Exercise passage -

Does your activated EM contain the same enzymes and amino acids? Truth is - I have no idea and havn't claimed to. I'd think that if grain fermintation was included in the manufacturing process than it probably does.

Remember only a small application is needed with Hygrozyme. Roughly speaking 12 plants under a 1000 watt light will use about 30 ml each or 360 ml total. That's about $12.00 of Hygrozyme total per cycle under my schedule. It goes a long way for the money.
 
W

W.P.

I have gotten really good results with the zyme BUT also seems to cause the Brown Algae in hydro . Seem to get good results w/ 3 mill gallon in Hydro, In Coco absolutely keeps roots most happy!

Just wish was more stable in Hydro.
 

maryjohn

Active member
Veteran
Put a piece of bread in your mouth. Don't swallow. Notice how it gets sweet? That's amylase in your saliva helping you break down the amylose in the bread into glucose. Want to add some amylase to your grow? Spit in it. Glucanase - that only works on glucans. Neither amylose nor glucans are cellulose. I am not sure why you keep throwing out these terms without first checking google.

My point is as you say - the contents of this product are unknown. I say that's probably because it is something simple and easy to produce at home. Grain fermentation, by the way, says little about what is inside. Any grain will do. It's their food source. What we need to know is which organisms are making what. Then you can brew your own.

I'll stand by my position that hygrozyme is an obvious con, on the grounds of not being for real, or being vastly overpriced. The high price, taken in the context of faux technical speak coming from the manufacturer, fits the standard pattern too well.
 
W

W.P.

You ever use it? Sipco is a world leader of zymes one of the handful company's that actually makes them, since the 70's i believe. It does work very, very well just can be problematic in hydro.(I ran it for over two years before ever having one of those ' incidents' , though". Really great to use when transplanting as it will eat any organic matter and prep the Coco. Then your good to go for the whole grow , in hydro you got to add every week.


Example table w/ Hygrozyme roots covering whole table, nice and white. Table no zyme minimal roots coming out of 5.5 pots , still white not quiet as pearly though. Sometimes i skip the zyme early so as to keep the root 'problem' under control.lol
 

jmansweed

Member
Keep researching MaryJohn, all those things are also involved in grain fermintation and soil chemistry. Youre right, they are also involved in the digestion process, they have dence populations in rumenant animals specifically - helpfull in decomposing starches and cellulose into sugars. Those are only some of the enzymes involved here. And they do have relevance in soils.

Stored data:
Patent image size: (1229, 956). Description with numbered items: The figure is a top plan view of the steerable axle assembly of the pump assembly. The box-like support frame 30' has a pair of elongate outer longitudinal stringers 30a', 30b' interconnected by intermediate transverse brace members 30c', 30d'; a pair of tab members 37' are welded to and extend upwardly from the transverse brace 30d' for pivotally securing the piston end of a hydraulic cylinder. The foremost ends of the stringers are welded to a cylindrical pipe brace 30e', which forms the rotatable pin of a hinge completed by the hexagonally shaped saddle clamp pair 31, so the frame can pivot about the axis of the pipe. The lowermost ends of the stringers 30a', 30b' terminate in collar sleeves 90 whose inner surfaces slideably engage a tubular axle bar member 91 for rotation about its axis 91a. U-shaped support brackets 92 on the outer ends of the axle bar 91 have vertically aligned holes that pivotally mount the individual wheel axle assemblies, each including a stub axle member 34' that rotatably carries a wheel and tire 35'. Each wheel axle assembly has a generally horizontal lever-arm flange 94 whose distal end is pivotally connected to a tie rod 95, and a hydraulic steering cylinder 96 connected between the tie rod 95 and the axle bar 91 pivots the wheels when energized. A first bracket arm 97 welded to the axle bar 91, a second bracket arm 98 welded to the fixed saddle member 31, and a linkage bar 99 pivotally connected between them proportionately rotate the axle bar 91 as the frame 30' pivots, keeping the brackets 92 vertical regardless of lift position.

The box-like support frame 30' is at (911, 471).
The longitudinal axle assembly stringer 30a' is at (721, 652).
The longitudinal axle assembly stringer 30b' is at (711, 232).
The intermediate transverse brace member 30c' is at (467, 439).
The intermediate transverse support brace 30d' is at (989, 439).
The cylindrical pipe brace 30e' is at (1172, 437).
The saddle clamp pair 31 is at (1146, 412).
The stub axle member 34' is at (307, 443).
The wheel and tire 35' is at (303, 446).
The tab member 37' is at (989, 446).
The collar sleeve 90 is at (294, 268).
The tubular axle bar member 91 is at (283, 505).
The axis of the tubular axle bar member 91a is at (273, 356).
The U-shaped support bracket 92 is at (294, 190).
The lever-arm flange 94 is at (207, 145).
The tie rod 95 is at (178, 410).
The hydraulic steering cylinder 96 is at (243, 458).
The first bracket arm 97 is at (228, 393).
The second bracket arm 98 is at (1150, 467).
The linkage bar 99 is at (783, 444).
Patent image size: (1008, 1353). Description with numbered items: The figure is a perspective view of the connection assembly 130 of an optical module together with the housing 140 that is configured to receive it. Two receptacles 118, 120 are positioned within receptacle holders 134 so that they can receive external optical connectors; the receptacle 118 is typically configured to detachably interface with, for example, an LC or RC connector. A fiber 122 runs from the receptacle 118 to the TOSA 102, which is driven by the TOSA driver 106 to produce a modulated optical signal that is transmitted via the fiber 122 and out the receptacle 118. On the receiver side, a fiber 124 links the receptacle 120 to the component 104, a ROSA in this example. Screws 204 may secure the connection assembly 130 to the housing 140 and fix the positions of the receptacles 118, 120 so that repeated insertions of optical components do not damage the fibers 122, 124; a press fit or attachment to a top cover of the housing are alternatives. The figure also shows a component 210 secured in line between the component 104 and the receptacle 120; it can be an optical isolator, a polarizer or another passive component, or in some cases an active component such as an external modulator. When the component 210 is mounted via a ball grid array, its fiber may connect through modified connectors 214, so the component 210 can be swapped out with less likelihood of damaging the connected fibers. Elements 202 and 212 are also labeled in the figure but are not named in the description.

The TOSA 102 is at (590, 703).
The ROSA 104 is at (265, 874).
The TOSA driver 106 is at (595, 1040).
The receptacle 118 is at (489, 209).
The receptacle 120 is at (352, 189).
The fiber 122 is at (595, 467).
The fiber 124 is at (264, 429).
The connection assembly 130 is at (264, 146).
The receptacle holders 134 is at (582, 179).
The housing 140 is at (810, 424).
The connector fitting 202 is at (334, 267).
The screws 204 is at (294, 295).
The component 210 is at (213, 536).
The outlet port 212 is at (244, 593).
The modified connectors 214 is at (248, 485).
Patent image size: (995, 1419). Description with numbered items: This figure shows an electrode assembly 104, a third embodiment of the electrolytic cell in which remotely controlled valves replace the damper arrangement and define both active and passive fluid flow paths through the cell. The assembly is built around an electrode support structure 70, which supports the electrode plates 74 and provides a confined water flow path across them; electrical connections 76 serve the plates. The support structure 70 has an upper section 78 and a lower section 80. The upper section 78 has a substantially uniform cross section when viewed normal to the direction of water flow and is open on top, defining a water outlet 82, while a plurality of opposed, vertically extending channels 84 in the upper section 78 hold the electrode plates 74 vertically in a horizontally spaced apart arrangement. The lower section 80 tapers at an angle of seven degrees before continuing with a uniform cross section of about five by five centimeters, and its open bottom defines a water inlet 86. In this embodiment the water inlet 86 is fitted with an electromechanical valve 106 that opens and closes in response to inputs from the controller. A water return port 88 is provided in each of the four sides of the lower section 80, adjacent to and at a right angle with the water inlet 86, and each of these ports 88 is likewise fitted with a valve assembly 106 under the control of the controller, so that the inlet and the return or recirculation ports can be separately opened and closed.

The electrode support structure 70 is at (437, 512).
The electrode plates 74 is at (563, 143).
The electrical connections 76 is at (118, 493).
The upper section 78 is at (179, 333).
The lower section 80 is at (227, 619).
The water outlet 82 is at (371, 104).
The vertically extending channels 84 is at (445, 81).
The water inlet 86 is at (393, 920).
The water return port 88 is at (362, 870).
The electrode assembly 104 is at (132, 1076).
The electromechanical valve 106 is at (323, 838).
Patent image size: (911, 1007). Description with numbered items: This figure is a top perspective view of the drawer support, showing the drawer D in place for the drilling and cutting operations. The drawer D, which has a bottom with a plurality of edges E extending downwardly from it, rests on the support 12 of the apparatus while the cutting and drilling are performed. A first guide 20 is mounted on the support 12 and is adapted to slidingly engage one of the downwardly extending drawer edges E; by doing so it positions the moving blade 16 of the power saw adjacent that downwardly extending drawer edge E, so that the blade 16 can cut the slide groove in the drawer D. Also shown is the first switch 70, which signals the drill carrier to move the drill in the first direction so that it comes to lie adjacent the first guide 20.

Task set -
1. Do these statements agree with the Hygrozyme thread? For each one, answer yes or no and quote the words of the thread that decide it.
(a) Twelve plants under a 1000 watt light use about 360 ml of Hygrozyme in total.
(b) Glucanase works on cellulose.
(c) In hydro, the product has to be added every week.
2. Could you write out the part of the Hygrozyme thread from "My point is" up to and including "brew your own.", word for word?
You can leave the items aside; they aren't needed.

Answers in order -
1.
(a) Yes: "Roughly speaking 12 plants under a 1000 watt light will use about 30 ml each or 360 ml total."
(b) No: "Glucanase - that only works on glucans. Neither amylose nor glucans are cellulose."
(c) Yes: "in hydro you got to add every week."

2.
My point is as you say - the contents of this product are unknown. I say that's probably because it is something simple and easy to produce at home. Grain fermentation, by the way, says little about what is inside. Any grain will do. It's their food source. What we need to know is which organisms are making what. Then you can brew your own.